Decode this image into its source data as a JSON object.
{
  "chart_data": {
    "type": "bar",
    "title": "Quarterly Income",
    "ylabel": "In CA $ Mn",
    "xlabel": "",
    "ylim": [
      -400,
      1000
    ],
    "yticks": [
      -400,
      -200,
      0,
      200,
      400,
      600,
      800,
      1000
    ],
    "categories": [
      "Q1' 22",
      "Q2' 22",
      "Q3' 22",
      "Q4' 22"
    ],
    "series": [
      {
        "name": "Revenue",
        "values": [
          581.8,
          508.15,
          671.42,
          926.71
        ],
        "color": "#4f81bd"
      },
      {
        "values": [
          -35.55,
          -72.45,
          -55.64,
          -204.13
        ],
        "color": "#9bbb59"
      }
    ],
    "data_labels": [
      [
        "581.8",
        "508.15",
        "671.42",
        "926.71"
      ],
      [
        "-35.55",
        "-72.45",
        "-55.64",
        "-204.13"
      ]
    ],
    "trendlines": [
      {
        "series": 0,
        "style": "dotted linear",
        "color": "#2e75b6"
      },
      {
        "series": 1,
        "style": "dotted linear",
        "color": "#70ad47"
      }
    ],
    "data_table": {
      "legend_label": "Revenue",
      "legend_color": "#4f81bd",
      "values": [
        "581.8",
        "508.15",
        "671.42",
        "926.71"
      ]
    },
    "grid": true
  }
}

....

# DESCRIPTION OF THE TASK:
Word for word, restate all of the data shown above.

# WRITTEN ANSWER:
Decode this image into its source data as a JSON object.
{
  "chart_data": {
    "type": "bar",
    "title": "Quarterly Income",
    "ylabel": "In CA $ Mn",
    "xlabel": "",
    "ylim": [
      -400,
      1000
    ],
    "yticks": [
      -400,
      -200,
      0,
      200,
      400,
      600,
      800,
      1000
    ],
    "categories": [
      "Q1' 22",
      "Q2' 22",
      "Q3' 22",
      "Q4' 22"
    ],
    "series": [
      {
        "name": "Revenue",
        "values": [
          581.8,
          508.15,
          671.42,
          926.71
        ],
        "color": "#4f81bd"
      },
      {
        "values": [
          -35.55,
          -72.45,
          -55.64,
          -204.13
        ],
        "color": "#9bbb59"
      }
    ],
    "data_labels": [
      [
        "581.8",
        "508.15",
        "671.42",
        "926.71"
      ],
      [
        "-35.55",
        "-72.45",
        "-55.64",
        "-204.13"
      ]
    ],
    "trendlines": [
      {
        "series": 0,
        "style": "dotted linear",
        "color": "#2e75b6"
      },
      {
        "series": 1,
        "style": "dotted linear",
        "color": "#70ad47"
      }
    ],
    "data_table": {
      "legend_label": "Revenue",
      "legend_color": "#4f81bd",
      "values": [
        "581.8",
        "508.15",
        "671.42",
        "926.71"
      ]
    },
    "grid": true
  }
}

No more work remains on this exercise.